Write out every line of the material as it stands, apart from the pictures.

-- Start EXTRACTED ENTRIES --

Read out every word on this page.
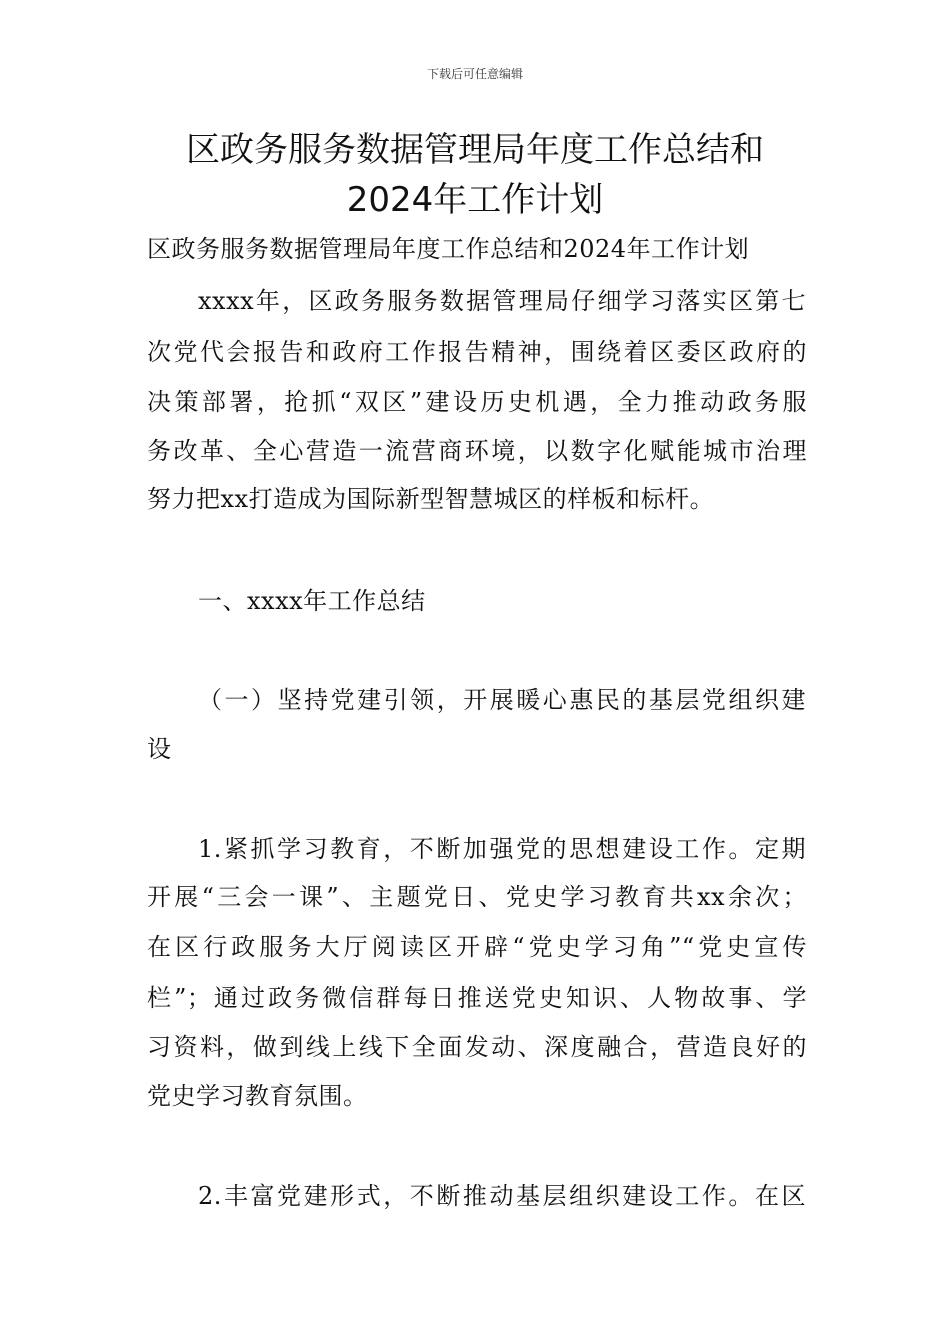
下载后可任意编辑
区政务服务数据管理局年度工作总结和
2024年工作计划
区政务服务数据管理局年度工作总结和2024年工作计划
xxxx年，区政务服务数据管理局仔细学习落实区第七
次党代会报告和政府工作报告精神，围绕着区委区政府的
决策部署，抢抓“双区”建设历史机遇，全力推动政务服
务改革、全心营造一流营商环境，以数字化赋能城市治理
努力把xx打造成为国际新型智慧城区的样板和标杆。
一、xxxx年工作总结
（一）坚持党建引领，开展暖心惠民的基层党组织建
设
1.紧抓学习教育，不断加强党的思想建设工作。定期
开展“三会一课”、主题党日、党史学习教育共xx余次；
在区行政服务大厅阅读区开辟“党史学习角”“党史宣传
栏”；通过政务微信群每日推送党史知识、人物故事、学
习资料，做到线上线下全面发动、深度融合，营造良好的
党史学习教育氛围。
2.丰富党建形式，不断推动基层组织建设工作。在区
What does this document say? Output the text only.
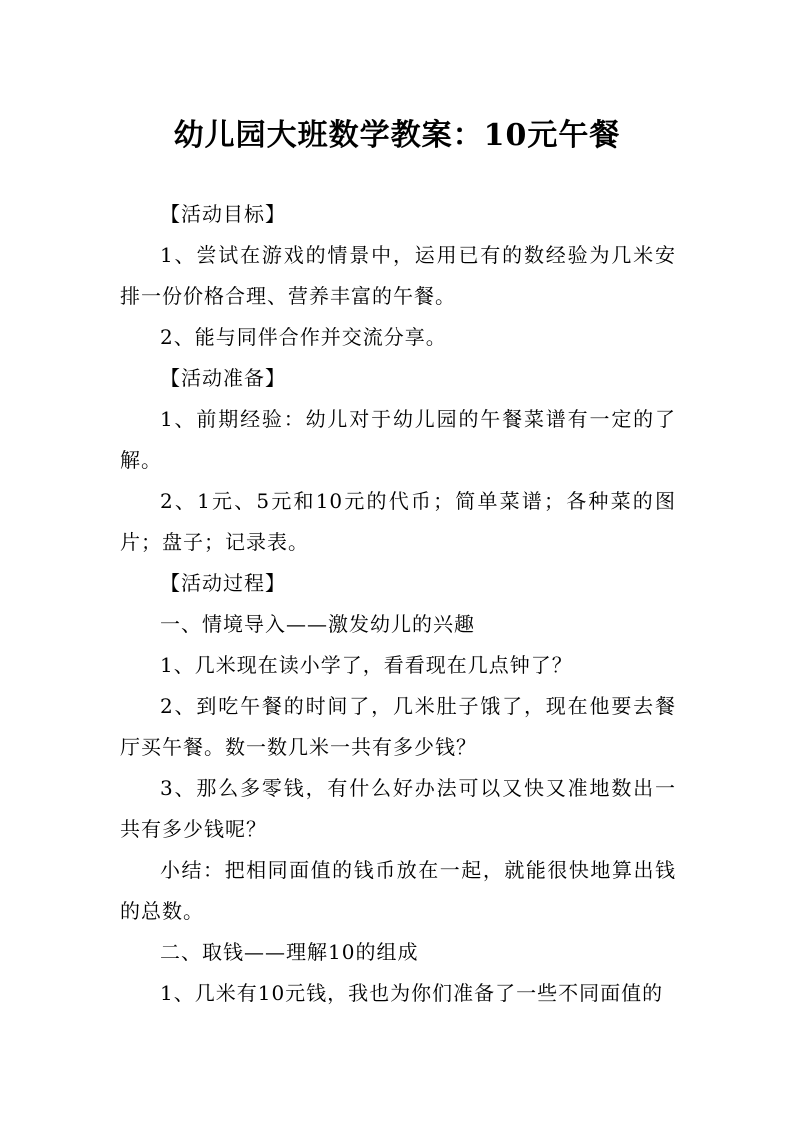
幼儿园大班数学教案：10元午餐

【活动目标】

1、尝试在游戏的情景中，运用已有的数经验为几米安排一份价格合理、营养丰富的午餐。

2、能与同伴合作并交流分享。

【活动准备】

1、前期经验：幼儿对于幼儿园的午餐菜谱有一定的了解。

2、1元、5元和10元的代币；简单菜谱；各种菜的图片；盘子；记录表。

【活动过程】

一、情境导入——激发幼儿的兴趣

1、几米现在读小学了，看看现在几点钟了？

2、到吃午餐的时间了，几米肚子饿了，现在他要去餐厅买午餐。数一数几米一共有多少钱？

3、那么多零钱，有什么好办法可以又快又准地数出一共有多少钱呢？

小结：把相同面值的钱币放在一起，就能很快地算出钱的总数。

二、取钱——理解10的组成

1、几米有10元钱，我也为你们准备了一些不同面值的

-- End EXTRACTED ENTRIES --

▶ **ANSWER TO THE TASK**:
Read out every word on this page.
下载后可任意编辑
区政务服务数据管理局年度工作总结和
2024年工作计划
区政务服务数据管理局年度工作总结和2024年工作计划
xxxx年，区政务服务数据管理局仔细学习落实区第七
次党代会报告和政府工作报告精神，围绕着区委区政府的
决策部署，抢抓“双区”建设历史机遇，全力推动政务服
务改革、全心营造一流营商环境，以数字化赋能城市治理
努力把xx打造成为国际新型智慧城区的样板和标杆。
一、xxxx年工作总结
（一）坚持党建引领，开展暖心惠民的基层党组织建
设
1.紧抓学习教育，不断加强党的思想建设工作。定期
开展“三会一课”、主题党日、党史学习教育共xx余次；
在区行政服务大厅阅读区开辟“党史学习角”“党史宣传
栏”；通过政务微信群每日推送党史知识、人物故事、学
习资料，做到线上线下全面发动、深度融合，营造良好的
党史学习教育氛围。
2.丰富党建形式，不断推动基层组织建设工作。在区
What does this document say? Output the text only.
幼儿园大班数学教案：10元午餐

【活动目标】

1、尝试在游戏的情景中，运用已有的数经验为几米安排一份价格合理、营养丰富的午餐。

2、能与同伴合作并交流分享。

【活动准备】

1、前期经验：幼儿对于幼儿园的午餐菜谱有一定的了解。

2、1元、5元和10元的代币；简单菜谱；各种菜的图片；盘子；记录表。

【活动过程】

一、情境导入——激发幼儿的兴趣

1、几米现在读小学了，看看现在几点钟了？

2、到吃午餐的时间了，几米肚子饿了，现在他要去餐厅买午餐。数一数几米一共有多少钱？

3、那么多零钱，有什么好办法可以又快又准地数出一共有多少钱呢？

小结：把相同面值的钱币放在一起，就能很快地算出钱的总数。

二、取钱——理解10的组成

1、几米有10元钱，我也为你们准备了一些不同面值的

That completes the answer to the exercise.